[Saved data entries]
---

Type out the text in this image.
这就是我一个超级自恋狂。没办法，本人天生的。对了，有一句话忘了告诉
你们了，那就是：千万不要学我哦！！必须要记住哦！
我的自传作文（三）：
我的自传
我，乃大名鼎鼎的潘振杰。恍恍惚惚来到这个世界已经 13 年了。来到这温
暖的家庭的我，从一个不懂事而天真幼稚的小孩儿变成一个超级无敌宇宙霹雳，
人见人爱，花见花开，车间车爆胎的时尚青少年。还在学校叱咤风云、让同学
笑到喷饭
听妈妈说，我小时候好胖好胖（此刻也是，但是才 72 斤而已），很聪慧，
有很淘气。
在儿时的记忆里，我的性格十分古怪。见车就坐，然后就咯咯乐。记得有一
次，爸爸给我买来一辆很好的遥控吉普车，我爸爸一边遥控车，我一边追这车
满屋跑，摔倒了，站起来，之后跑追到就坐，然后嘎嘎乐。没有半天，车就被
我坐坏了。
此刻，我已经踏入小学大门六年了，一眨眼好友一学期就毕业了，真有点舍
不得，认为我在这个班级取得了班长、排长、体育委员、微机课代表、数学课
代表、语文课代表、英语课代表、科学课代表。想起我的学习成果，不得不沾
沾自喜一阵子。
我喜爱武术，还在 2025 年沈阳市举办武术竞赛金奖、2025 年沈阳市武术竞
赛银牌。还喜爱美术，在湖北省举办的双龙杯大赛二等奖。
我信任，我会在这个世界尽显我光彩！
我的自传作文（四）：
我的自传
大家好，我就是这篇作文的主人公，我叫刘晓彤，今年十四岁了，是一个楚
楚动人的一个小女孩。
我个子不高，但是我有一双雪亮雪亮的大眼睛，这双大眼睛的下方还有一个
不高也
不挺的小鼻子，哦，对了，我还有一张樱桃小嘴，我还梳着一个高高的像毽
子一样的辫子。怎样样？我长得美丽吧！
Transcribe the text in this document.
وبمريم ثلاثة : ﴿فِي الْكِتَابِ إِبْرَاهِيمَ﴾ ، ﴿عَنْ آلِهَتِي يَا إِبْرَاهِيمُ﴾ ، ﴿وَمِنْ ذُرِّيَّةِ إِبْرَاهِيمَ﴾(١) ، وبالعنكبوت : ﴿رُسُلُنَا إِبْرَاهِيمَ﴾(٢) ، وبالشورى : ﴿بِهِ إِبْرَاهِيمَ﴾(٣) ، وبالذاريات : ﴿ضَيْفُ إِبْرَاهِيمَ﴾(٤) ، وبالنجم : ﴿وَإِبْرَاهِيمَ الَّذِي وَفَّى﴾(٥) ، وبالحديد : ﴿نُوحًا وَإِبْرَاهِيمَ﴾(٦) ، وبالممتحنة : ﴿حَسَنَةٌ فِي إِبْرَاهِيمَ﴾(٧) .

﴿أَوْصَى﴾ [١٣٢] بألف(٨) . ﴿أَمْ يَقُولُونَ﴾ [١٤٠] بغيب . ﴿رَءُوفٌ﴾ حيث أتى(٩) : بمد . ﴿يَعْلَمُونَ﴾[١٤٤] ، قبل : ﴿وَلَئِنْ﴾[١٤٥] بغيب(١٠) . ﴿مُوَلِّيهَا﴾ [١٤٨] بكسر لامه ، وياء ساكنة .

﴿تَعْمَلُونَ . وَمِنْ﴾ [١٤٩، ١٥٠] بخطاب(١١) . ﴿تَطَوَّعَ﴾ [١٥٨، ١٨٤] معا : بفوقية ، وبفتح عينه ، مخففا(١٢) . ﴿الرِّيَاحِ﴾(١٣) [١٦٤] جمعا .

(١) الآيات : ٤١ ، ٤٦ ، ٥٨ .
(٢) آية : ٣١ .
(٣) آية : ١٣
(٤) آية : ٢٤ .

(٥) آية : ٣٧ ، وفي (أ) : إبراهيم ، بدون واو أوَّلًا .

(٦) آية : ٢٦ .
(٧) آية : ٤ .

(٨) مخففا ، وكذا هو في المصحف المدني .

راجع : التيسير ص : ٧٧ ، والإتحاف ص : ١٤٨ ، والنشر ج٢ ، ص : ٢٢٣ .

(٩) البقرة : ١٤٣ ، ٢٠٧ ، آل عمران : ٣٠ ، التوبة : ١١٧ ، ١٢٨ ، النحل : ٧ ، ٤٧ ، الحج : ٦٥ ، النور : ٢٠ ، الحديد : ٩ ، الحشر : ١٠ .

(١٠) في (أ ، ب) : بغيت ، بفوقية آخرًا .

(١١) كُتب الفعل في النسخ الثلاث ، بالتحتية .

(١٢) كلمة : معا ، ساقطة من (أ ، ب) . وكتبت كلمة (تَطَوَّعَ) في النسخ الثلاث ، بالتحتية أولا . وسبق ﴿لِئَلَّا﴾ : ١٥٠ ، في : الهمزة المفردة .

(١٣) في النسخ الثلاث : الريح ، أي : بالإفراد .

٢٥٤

---

Output all records verbatim.

Full answer:
Type out the text in this image.
这就是我一个超级自恋狂。没办法，本人天生的。对了，有一句话忘了告诉
你们了，那就是：千万不要学我哦！！必须要记住哦！
我的自传作文（三）：
我的自传
我，乃大名鼎鼎的潘振杰。恍恍惚惚来到这个世界已经 13 年了。来到这温
暖的家庭的我，从一个不懂事而天真幼稚的小孩儿变成一个超级无敌宇宙霹雳，
人见人爱，花见花开，车间车爆胎的时尚青少年。还在学校叱咤风云、让同学
笑到喷饭
听妈妈说，我小时候好胖好胖（此刻也是，但是才 72 斤而已），很聪慧，
有很淘气。
在儿时的记忆里，我的性格十分古怪。见车就坐，然后就咯咯乐。记得有一
次，爸爸给我买来一辆很好的遥控吉普车，我爸爸一边遥控车，我一边追这车
满屋跑，摔倒了，站起来，之后跑追到就坐，然后嘎嘎乐。没有半天，车就被
我坐坏了。
此刻，我已经踏入小学大门六年了，一眨眼好友一学期就毕业了，真有点舍
不得，认为我在这个班级取得了班长、排长、体育委员、微机课代表、数学课
代表、语文课代表、英语课代表、科学课代表。想起我的学习成果，不得不沾
沾自喜一阵子。
我喜爱武术，还在 2025 年沈阳市举办武术竞赛金奖、2025 年沈阳市武术竞
赛银牌。还喜爱美术，在湖北省举办的双龙杯大赛二等奖。
我信任，我会在这个世界尽显我光彩！
我的自传作文（四）：
我的自传
大家好，我就是这篇作文的主人公，我叫刘晓彤，今年十四岁了，是一个楚
楚动人的一个小女孩。
我个子不高，但是我有一双雪亮雪亮的大眼睛，这双大眼睛的下方还有一个
不高也
不挺的小鼻子，哦，对了，我还有一张樱桃小嘴，我还梳着一个高高的像毽
子一样的辫子。怎样样？我长得美丽吧！
Transcribe the text in this document.
وبمريم ثلاثة : ﴿فِي الْكِتَابِ إِبْرَاهِيمَ﴾ ، ﴿عَنْ آلِهَتِي يَا إِبْرَاهِيمُ﴾ ، ﴿وَمِنْ ذُرِّيَّةِ إِبْرَاهِيمَ﴾(١) ، وبالعنكبوت : ﴿رُسُلُنَا إِبْرَاهِيمَ﴾(٢) ، وبالشورى : ﴿بِهِ إِبْرَاهِيمَ﴾(٣) ، وبالذاريات : ﴿ضَيْفُ إِبْرَاهِيمَ﴾(٤) ، وبالنجم : ﴿وَإِبْرَاهِيمَ الَّذِي وَفَّى﴾(٥) ، وبالحديد : ﴿نُوحًا وَإِبْرَاهِيمَ﴾(٦) ، وبالممتحنة : ﴿حَسَنَةٌ فِي إِبْرَاهِيمَ﴾(٧) .

﴿أَوْصَى﴾ [١٣٢] بألف(٨) . ﴿أَمْ يَقُولُونَ﴾ [١٤٠] بغيب . ﴿رَءُوفٌ﴾ حيث أتى(٩) : بمد . ﴿يَعْلَمُونَ﴾[١٤٤] ، قبل : ﴿وَلَئِنْ﴾[١٤٥] بغيب(١٠) . ﴿مُوَلِّيهَا﴾ [١٤٨] بكسر لامه ، وياء ساكنة .

﴿تَعْمَلُونَ . وَمِنْ﴾ [١٤٩، ١٥٠] بخطاب(١١) . ﴿تَطَوَّعَ﴾ [١٥٨، ١٨٤] معا : بفوقية ، وبفتح عينه ، مخففا(١٢) . ﴿الرِّيَاحِ﴾(١٣) [١٦٤] جمعا .

(١) الآيات : ٤١ ، ٤٦ ، ٥٨ .
(٢) آية : ٣١ .
(٣) آية : ١٣
(٤) آية : ٢٤ .

(٥) آية : ٣٧ ، وفي (أ) : إبراهيم ، بدون واو أوَّلًا .

(٦) آية : ٢٦ .
(٧) آية : ٤ .

(٨) مخففا ، وكذا هو في المصحف المدني .

راجع : التيسير ص : ٧٧ ، والإتحاف ص : ١٤٨ ، والنشر ج٢ ، ص : ٢٢٣ .

(٩) البقرة : ١٤٣ ، ٢٠٧ ، آل عمران : ٣٠ ، التوبة : ١١٧ ، ١٢٨ ، النحل : ٧ ، ٤٧ ، الحج : ٦٥ ، النور : ٢٠ ، الحديد : ٩ ، الحشر : ١٠ .

(١٠) في (أ ، ب) : بغيت ، بفوقية آخرًا .

(١١) كُتب الفعل في النسخ الثلاث ، بالتحتية .

(١٢) كلمة : معا ، ساقطة من (أ ، ب) . وكتبت كلمة (تَطَوَّعَ) في النسخ الثلاث ، بالتحتية أولا . وسبق ﴿لِئَلَّا﴾ : ١٥٠ ، في : الهمزة المفردة .

(١٣) في النسخ الثلاث : الريح ، أي : بالإفراد .

٢٥٤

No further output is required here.